REQUEST
Work out how many lines of the records contain "المستمر". Answer with the number and nothing else.

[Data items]
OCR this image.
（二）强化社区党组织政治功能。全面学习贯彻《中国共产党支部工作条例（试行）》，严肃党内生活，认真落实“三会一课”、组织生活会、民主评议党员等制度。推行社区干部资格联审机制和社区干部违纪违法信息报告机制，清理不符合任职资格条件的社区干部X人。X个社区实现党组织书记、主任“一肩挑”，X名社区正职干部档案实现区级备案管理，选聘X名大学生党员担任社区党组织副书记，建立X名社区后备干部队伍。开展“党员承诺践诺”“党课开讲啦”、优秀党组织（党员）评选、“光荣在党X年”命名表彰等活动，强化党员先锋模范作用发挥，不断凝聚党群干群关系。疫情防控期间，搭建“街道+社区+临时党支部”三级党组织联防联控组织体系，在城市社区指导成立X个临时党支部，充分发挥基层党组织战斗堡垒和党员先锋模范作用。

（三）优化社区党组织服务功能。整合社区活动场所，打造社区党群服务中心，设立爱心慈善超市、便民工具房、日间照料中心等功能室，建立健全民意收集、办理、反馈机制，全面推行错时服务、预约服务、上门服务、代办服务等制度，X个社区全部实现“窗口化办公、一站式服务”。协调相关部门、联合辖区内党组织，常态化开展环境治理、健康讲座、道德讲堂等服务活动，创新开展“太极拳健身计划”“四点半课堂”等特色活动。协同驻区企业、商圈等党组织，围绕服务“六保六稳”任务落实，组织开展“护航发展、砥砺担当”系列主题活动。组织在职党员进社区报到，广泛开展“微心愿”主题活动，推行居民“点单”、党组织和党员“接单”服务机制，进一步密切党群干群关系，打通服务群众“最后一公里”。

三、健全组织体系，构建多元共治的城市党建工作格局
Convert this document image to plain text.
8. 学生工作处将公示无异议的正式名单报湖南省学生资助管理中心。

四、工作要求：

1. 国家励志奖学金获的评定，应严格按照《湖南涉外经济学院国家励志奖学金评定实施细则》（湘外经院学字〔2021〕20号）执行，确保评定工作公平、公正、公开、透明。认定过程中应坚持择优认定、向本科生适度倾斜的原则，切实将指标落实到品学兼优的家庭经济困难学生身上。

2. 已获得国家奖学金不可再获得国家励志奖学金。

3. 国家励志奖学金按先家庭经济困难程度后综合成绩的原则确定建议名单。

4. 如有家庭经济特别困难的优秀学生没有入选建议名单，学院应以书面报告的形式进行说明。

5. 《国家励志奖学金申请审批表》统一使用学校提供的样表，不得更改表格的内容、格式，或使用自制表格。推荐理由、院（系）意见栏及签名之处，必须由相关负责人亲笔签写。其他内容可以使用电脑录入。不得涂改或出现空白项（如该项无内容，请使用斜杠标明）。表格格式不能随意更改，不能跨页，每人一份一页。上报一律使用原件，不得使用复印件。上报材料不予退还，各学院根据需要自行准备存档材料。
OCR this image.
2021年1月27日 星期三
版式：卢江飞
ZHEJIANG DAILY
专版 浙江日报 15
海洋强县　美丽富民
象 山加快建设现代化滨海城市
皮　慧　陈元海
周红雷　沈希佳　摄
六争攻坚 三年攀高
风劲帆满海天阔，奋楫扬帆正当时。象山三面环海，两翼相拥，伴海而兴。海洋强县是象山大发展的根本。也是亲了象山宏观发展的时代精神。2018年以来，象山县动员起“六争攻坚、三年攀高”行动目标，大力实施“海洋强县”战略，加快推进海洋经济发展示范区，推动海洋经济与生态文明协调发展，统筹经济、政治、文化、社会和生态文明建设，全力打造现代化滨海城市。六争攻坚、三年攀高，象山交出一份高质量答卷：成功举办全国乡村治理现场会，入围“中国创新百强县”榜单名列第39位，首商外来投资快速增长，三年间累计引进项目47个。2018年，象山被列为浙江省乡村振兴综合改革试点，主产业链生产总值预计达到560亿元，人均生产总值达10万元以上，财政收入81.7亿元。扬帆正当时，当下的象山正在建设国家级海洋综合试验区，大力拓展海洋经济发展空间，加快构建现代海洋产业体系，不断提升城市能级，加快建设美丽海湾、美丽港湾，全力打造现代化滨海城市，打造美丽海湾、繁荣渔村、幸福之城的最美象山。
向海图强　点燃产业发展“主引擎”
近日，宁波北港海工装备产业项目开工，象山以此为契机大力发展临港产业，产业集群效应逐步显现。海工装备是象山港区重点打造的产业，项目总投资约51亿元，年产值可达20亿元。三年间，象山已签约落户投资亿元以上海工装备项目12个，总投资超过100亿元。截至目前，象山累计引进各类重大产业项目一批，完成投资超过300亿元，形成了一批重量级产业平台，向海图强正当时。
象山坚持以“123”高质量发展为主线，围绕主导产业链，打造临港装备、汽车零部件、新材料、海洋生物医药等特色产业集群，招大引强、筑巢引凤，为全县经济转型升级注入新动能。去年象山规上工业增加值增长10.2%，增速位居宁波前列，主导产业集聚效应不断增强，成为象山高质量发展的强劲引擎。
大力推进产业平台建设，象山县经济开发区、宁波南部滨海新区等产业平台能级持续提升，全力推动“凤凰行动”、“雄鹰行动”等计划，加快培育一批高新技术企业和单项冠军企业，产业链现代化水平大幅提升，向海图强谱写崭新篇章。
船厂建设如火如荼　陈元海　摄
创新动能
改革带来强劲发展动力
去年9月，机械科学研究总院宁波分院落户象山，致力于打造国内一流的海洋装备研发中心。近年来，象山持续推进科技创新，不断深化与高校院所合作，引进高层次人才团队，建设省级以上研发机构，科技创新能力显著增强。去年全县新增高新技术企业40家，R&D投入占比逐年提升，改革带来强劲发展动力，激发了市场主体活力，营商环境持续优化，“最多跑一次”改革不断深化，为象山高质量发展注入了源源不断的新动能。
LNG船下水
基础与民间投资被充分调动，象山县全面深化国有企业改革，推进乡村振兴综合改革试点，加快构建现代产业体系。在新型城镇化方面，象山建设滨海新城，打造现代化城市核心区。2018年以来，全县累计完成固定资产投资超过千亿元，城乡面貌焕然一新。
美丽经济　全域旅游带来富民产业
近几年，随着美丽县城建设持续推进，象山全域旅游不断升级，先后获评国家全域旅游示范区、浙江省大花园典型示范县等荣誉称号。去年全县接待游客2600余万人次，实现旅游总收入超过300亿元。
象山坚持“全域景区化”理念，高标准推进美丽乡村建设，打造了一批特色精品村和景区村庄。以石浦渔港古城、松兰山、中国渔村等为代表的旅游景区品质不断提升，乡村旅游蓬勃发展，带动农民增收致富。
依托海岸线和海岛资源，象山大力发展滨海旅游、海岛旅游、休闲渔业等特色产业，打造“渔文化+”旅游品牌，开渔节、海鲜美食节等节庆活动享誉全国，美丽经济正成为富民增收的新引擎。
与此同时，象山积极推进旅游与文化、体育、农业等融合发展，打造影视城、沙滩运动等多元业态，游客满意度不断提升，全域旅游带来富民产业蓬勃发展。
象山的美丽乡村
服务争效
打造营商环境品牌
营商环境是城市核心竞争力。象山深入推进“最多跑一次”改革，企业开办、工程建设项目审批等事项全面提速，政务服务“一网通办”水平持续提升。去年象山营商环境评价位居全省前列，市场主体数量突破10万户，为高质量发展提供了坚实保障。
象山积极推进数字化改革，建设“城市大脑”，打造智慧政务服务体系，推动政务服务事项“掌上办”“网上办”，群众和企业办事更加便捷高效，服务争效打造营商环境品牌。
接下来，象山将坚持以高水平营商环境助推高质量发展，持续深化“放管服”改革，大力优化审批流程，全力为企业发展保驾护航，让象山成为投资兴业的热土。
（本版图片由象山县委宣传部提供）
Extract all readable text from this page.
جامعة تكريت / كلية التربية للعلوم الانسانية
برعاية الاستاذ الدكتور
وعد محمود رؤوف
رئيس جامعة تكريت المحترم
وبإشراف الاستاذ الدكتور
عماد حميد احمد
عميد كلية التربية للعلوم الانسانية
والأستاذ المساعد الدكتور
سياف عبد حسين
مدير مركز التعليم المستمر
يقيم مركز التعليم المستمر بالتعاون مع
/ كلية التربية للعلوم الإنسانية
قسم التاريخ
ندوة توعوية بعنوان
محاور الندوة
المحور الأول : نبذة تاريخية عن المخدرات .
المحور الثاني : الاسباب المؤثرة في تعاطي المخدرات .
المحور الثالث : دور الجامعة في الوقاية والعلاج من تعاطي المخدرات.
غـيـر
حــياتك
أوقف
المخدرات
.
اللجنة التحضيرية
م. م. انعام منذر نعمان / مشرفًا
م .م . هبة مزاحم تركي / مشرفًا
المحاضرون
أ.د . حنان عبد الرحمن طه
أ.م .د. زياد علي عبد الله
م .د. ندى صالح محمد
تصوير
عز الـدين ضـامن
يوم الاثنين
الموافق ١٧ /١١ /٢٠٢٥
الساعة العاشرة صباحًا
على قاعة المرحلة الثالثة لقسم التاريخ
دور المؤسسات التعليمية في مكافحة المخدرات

RESULT OF THIS EXERCISE
2